(Stored data entries)
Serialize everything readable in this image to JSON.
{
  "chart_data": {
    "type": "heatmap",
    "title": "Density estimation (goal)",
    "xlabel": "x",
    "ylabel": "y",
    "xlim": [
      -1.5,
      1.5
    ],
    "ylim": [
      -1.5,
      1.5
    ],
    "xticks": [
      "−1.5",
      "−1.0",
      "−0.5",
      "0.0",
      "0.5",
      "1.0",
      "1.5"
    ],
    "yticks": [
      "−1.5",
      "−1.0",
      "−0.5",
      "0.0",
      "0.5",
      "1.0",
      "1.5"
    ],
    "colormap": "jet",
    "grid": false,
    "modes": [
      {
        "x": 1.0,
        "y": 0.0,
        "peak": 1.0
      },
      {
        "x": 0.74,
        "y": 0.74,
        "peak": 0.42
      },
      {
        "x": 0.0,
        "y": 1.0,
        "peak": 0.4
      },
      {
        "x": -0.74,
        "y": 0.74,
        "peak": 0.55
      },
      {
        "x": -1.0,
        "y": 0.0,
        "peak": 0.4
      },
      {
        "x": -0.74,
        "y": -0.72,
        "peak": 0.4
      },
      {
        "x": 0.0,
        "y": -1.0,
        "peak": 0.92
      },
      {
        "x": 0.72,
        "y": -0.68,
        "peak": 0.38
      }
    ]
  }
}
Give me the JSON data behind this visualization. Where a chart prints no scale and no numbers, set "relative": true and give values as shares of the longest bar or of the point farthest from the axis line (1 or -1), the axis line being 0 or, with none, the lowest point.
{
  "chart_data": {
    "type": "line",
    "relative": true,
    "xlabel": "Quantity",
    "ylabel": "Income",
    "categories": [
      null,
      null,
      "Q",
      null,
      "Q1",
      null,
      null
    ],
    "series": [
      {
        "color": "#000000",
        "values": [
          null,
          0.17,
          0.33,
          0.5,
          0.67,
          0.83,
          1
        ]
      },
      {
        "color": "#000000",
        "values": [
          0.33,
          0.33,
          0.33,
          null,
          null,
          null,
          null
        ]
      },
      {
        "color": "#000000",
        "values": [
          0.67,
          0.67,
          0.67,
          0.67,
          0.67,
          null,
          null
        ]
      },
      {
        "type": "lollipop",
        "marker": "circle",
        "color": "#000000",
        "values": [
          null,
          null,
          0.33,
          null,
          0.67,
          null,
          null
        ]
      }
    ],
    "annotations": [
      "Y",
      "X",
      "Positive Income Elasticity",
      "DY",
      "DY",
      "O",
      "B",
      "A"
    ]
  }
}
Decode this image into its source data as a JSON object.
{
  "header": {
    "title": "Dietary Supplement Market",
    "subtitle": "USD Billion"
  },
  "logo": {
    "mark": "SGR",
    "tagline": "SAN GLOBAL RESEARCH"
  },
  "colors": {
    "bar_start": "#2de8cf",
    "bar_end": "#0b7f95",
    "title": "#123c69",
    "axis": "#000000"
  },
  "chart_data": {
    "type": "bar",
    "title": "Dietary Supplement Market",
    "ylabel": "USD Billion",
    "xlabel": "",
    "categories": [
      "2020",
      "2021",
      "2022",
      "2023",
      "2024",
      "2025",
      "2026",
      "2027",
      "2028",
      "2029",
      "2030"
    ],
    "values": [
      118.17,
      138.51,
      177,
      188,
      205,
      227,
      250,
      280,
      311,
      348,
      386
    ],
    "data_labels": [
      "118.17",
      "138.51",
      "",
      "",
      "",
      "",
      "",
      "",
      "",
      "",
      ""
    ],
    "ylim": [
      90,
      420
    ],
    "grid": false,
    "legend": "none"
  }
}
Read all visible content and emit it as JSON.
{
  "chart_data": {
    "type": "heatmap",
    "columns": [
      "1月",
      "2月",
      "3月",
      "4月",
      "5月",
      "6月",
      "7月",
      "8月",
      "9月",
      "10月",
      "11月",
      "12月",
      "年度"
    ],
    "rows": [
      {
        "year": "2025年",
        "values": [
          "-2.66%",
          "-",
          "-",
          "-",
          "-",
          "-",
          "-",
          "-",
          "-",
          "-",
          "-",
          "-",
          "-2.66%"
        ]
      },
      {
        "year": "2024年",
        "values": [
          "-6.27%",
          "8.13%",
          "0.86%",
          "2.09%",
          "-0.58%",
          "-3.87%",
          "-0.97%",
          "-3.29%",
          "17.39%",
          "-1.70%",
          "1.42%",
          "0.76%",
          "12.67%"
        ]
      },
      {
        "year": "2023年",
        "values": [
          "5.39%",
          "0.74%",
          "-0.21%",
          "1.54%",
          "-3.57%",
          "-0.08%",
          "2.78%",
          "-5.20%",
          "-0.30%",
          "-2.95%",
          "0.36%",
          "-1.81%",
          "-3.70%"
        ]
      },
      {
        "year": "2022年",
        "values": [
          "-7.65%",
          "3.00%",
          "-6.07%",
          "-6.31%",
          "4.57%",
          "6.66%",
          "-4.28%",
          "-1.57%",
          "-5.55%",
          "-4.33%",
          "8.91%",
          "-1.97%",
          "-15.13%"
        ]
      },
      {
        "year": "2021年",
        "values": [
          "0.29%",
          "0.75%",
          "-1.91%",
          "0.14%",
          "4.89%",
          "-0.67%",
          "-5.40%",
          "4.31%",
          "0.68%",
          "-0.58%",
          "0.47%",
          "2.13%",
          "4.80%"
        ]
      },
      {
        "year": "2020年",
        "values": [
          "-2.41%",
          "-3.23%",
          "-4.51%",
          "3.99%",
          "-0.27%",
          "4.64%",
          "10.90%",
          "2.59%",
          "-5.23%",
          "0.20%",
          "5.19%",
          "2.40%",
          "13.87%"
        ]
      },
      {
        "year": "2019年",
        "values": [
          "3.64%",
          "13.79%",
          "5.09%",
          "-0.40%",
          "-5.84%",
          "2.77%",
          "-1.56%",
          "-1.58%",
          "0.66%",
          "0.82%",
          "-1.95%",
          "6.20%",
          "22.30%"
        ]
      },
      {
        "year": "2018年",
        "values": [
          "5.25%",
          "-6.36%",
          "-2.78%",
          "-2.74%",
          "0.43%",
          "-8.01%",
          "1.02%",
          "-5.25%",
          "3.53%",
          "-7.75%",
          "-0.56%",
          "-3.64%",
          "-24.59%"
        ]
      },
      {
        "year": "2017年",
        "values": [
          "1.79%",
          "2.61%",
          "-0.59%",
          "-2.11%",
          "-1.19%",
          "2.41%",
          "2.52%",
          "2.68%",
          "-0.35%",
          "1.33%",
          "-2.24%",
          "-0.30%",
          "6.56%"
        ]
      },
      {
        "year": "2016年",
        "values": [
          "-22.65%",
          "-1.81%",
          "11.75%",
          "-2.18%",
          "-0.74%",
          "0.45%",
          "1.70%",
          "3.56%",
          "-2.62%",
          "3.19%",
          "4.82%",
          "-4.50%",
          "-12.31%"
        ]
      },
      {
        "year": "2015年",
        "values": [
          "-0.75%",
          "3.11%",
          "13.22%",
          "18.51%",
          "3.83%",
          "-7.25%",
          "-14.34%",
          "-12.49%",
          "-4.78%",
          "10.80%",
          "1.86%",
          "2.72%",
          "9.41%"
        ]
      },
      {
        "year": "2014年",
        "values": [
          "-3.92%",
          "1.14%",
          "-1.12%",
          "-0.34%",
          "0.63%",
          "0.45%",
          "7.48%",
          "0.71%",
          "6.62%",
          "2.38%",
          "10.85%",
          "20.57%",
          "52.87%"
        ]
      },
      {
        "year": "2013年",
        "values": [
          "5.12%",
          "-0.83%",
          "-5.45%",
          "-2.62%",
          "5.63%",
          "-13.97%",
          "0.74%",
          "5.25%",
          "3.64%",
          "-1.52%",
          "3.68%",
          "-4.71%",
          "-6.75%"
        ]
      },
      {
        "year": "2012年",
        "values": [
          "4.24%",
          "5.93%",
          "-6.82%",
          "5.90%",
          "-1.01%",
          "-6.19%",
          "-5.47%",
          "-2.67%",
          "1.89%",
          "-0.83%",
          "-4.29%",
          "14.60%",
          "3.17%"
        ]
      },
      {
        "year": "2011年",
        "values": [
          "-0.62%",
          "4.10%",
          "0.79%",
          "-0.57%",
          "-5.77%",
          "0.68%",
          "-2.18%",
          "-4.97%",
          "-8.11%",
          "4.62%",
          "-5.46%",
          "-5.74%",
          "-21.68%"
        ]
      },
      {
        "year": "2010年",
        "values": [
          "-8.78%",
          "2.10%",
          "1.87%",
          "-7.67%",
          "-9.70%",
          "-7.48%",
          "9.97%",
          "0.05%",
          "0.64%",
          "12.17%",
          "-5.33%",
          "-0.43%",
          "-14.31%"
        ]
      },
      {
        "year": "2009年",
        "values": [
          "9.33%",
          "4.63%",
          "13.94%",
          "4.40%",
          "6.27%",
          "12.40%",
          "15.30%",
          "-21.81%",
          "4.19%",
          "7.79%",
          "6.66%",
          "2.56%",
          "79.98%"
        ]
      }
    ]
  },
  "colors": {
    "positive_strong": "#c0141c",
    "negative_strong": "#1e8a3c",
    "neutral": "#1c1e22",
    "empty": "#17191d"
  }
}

• [EXERCISE DESCRIPTION]
Look for the word "image" in every line of the listing and copy the lines that have it.

• [EXERCISE ANSWER]
Serialize everything readable in this image to JSON.
Decode this image into its source data as a JSON object.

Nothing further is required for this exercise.